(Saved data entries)
***
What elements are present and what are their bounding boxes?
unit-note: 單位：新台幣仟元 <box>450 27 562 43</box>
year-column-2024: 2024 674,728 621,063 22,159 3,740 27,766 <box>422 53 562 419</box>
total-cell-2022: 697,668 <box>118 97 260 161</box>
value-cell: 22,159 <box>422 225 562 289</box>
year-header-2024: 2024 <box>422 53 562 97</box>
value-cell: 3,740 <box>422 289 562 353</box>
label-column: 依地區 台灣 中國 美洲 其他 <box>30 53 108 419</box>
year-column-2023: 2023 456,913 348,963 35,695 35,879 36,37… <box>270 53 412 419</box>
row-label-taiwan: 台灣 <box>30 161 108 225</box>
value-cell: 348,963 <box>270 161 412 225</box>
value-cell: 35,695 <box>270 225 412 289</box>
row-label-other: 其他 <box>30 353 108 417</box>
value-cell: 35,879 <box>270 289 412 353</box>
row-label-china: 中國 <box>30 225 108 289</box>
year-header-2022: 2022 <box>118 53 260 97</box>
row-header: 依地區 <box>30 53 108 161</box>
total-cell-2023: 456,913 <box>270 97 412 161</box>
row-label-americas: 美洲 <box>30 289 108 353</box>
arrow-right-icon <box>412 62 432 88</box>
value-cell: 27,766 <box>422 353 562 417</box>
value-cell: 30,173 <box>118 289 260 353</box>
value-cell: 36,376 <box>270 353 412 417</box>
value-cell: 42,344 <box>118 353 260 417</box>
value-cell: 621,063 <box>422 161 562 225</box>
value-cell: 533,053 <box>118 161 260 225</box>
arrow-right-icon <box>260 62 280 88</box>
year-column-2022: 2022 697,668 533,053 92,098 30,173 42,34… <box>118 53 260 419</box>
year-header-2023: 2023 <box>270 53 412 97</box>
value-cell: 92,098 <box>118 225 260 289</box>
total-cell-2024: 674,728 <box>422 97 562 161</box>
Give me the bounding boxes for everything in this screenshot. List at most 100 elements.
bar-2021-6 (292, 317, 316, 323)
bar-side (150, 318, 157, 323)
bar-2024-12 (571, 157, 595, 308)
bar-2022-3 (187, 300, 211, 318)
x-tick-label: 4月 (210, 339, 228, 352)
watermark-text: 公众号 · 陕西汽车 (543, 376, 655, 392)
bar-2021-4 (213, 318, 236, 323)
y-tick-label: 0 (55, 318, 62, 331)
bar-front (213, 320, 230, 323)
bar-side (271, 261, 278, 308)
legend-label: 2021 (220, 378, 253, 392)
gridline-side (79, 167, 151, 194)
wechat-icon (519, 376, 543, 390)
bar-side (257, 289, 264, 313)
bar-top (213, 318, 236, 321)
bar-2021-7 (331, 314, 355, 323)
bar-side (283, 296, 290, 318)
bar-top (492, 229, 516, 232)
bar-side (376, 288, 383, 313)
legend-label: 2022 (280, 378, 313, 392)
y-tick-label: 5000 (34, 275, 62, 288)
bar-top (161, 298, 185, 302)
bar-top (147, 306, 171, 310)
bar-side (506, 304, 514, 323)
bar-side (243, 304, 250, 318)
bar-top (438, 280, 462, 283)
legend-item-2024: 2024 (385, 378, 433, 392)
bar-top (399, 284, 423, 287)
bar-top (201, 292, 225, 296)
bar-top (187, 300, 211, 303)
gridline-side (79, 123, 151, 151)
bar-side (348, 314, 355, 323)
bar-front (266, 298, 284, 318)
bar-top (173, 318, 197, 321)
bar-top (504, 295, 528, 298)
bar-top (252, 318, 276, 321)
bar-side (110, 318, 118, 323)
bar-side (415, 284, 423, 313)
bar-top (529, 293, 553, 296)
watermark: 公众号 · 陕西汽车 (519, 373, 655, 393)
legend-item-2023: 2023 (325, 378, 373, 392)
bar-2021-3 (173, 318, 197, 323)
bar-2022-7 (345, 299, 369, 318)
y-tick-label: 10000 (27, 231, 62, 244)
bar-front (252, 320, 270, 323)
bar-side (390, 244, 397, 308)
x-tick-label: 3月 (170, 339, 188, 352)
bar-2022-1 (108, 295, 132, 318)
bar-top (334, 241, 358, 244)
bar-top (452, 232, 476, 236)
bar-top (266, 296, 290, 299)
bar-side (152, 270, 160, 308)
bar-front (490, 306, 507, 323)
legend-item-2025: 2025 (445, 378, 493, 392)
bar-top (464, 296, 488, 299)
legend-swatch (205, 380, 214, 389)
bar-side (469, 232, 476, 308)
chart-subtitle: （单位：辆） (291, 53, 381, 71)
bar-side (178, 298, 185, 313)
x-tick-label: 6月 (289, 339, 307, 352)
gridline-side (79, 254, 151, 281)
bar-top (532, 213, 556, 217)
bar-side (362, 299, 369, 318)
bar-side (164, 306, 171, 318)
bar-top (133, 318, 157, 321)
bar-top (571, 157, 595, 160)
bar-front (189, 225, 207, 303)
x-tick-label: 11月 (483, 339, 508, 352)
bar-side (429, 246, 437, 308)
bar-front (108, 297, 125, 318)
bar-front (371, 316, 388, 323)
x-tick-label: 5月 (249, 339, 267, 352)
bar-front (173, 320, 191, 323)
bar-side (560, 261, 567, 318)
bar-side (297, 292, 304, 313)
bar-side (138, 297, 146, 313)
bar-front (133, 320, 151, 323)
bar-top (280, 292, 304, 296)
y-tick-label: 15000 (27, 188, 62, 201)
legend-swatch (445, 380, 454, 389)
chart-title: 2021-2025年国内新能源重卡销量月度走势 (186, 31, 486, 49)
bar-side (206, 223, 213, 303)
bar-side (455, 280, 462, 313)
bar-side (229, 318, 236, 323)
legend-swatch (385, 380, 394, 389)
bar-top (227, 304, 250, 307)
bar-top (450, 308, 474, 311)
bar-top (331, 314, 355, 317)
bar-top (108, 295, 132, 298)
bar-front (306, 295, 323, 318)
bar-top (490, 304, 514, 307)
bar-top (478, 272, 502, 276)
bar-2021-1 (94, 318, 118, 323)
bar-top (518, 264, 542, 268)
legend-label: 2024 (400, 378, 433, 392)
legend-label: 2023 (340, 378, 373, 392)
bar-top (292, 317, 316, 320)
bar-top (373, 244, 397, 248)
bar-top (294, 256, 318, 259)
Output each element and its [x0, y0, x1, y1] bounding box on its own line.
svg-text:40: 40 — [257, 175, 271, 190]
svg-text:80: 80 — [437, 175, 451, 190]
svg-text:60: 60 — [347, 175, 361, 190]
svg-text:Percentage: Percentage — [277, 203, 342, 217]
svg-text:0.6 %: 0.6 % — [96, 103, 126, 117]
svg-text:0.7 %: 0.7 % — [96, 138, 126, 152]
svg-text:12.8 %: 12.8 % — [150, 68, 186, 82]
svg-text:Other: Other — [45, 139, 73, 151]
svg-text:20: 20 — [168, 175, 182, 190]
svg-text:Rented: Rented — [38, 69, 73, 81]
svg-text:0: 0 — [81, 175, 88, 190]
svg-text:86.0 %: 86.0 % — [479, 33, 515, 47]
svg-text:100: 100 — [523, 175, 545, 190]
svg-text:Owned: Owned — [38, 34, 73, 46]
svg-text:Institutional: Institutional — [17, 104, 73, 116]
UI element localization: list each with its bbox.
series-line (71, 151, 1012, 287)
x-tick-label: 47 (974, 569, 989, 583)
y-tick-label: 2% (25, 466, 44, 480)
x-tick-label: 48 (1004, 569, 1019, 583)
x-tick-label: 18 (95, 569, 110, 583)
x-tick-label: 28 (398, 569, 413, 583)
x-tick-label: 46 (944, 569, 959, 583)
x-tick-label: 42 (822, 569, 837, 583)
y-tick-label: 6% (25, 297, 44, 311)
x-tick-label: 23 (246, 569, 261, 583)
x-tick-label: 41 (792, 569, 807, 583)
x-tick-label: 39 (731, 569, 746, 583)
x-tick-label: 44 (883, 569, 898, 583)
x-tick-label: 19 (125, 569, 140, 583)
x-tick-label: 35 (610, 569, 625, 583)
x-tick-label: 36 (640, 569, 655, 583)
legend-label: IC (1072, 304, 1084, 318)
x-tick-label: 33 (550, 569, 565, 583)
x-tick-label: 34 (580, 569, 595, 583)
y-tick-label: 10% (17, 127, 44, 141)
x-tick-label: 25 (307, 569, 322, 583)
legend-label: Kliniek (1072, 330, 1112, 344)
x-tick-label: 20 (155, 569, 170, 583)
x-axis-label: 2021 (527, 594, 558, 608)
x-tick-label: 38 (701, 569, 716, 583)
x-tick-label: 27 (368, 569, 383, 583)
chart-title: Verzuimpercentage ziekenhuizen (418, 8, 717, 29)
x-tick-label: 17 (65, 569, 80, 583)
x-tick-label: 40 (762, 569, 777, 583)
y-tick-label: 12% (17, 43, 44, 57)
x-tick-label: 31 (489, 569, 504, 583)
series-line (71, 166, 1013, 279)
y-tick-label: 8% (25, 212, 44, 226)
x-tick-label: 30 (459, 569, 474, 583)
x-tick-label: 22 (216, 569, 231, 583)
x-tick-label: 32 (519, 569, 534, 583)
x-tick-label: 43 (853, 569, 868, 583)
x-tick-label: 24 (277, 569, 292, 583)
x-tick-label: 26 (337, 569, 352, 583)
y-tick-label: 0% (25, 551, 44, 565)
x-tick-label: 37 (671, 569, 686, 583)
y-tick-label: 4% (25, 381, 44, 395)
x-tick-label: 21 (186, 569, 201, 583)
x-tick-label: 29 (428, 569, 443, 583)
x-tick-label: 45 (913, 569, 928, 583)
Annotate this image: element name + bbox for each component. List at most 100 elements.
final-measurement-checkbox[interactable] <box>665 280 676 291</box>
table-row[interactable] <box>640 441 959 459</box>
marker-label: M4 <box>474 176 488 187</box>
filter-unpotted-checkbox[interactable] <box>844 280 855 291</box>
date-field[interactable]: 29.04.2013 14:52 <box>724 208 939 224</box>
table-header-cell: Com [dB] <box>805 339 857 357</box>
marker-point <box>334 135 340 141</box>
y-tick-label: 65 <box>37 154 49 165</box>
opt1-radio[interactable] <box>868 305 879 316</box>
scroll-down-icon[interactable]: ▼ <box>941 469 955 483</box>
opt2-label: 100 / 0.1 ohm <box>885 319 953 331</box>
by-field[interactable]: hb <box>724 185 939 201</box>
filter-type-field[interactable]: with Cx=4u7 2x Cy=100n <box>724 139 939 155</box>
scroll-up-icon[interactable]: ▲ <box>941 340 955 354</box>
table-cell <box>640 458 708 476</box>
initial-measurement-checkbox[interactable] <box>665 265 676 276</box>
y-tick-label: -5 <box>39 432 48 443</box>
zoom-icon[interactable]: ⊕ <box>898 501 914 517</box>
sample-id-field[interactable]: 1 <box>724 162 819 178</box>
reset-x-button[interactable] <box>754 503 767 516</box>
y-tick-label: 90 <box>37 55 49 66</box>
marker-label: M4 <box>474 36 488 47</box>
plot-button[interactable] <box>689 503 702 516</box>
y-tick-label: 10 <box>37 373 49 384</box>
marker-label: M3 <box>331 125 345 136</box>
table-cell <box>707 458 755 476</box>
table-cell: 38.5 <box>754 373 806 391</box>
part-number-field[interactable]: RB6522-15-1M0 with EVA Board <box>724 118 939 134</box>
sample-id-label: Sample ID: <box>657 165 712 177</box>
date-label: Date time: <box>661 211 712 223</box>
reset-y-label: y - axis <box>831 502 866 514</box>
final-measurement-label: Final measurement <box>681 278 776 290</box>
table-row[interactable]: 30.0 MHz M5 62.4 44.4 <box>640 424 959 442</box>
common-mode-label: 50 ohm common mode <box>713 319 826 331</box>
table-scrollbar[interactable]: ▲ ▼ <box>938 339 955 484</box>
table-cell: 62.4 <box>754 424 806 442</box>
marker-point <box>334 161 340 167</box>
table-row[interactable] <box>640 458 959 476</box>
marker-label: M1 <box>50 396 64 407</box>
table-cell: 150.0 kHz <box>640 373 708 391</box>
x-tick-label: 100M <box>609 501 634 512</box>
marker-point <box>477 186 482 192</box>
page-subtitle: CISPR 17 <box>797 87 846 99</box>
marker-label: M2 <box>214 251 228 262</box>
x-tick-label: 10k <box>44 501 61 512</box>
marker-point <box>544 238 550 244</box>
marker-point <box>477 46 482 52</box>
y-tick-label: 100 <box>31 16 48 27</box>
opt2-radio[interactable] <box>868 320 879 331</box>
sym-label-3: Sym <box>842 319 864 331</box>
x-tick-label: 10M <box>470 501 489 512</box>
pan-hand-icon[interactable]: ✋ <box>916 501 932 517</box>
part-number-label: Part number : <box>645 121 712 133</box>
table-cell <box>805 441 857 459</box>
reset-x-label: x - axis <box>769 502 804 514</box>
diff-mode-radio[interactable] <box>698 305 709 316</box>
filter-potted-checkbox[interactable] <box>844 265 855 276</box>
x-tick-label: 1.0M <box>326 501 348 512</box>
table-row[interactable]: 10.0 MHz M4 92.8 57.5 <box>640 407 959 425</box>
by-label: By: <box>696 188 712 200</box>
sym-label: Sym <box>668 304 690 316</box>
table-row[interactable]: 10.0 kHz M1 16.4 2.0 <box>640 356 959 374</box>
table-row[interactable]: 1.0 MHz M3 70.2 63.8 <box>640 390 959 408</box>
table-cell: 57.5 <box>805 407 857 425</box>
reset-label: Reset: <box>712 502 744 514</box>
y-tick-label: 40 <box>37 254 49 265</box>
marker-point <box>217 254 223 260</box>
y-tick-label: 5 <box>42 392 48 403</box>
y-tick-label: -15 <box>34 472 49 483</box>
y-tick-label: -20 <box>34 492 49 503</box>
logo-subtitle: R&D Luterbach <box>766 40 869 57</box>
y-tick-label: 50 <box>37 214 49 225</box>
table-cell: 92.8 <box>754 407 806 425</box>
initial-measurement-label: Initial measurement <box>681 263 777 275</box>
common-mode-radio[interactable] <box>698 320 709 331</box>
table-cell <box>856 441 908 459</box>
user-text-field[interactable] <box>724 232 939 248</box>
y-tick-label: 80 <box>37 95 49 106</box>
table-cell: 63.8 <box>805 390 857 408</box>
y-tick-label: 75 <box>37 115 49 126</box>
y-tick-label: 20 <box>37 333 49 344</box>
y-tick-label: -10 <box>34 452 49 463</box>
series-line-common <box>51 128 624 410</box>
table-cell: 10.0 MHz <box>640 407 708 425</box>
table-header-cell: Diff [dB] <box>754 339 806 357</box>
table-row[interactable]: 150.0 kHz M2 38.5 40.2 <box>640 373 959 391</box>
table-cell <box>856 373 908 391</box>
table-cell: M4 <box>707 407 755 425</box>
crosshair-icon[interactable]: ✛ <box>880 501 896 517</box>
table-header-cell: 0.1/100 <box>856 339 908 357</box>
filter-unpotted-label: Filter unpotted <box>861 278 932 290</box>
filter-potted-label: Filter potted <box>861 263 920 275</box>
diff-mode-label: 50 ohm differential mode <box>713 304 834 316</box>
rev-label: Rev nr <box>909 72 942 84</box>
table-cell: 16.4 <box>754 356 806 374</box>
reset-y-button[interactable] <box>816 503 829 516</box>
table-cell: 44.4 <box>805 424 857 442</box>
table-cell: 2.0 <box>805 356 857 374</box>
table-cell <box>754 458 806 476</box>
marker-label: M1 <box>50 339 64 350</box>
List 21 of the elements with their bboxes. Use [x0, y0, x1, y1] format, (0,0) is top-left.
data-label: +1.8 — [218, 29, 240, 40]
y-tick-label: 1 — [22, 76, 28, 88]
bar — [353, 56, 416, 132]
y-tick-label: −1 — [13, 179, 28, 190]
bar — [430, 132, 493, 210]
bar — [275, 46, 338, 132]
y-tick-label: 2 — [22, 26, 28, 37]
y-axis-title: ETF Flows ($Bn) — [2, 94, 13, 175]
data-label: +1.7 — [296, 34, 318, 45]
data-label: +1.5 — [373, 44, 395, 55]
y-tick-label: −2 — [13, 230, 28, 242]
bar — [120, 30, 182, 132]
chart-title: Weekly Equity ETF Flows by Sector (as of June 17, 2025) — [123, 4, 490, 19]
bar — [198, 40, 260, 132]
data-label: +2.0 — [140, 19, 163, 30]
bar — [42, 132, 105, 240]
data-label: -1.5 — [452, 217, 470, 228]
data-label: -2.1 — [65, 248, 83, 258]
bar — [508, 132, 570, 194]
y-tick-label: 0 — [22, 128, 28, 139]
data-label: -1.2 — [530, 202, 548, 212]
***
> [INSTRUCTION]
Arrange the lines of the listing above as a numbered list, from its first line through the line containing "bar-2021-4 (213, 318, 236, 323)", inclusive, and omit any blank lines.

> [WRITTEN ANSWER]
1. What elements are present and what are their bounding boxes?
2. unit-note: 單位：新台幣仟元 <box>450 27 562 43</box>
3. year-column-2024: 2024 674,728 621,063 22,159 3,740 27,766 <box>422 53 562 419</box>
4. total-cell-2022: 697,668 <box>118 97 260 161</box>
5. value-cell: 22,159 <box>422 225 562 289</box>
6. year-header-2024: 2024 <box>422 53 562 97</box>
7. value-cell: 3,740 <box>422 289 562 353</box>
8. label-column: 依地區 台灣 中國 美洲 其他 <box>30 53 108 419</box>
9. year-column-2023: 2023 456,913 348,963 35,695 35,879 36,37… <box>270 53 412 419</box>
10. row-label-taiwan: 台灣 <box>30 161 108 225</box>
11. value-cell: 348,963 <box>270 161 412 225</box>
12. value-cell: 35,695 <box>270 225 412 289</box>
13. row-label-other: 其他 <box>30 353 108 417</box>
14. value-cell: 35,879 <box>270 289 412 353</box>
15. row-label-china: 中國 <box>30 225 108 289</box>
16. year-header-2022: 2022 <box>118 53 260 97</box>
17. row-header: 依地區 <box>30 53 108 161</box>
18. total-cell-2023: 456,913 <box>270 97 412 161</box>
19. row-label-americas: 美洲 <box>30 289 108 353</box>
20. arrow-right-icon <box>412 62 432 88</box>
21. value-cell: 27,766 <box>422 353 562 417</box>
22. value-cell: 30,173 <box>118 289 260 353</box>
23. value-cell: 36,376 <box>270 353 412 417</box>
24. value-cell: 42,344 <box>118 353 260 417</box>
25. value-cell: 621,063 <box>422 161 562 225</box>
26. value-cell: 533,053 <box>118 161 260 225</box>
27. arrow-right-icon <box>260 62 280 88</box>
28. year-column-2022: 2022 697,668 533,053 92,098 30,173 42,34… <box>118 53 260 419</box>
29. year-header-2023: 2023 <box>270 53 412 97</box>
30. value-cell: 92,098 <box>118 225 260 289</box>
31. total-cell-2024: 674,728 <box>422 97 562 161</box>
32. Give me the bounding boxes for everything in this screenshot. List at most 100 elements.
33. bar-2021-6 (292, 317, 316, 323)
34. bar-side (150, 318, 157, 323)
35. bar-2024-12 (571, 157, 595, 308)
36. bar-2022-3 (187, 300, 211, 318)
37. x-tick-label: 4月 (210, 339, 228, 352)
38. watermark-text: 公众号 · 陕西汽车 (543, 376, 655, 392)
39. bar-2021-4 (213, 318, 236, 323)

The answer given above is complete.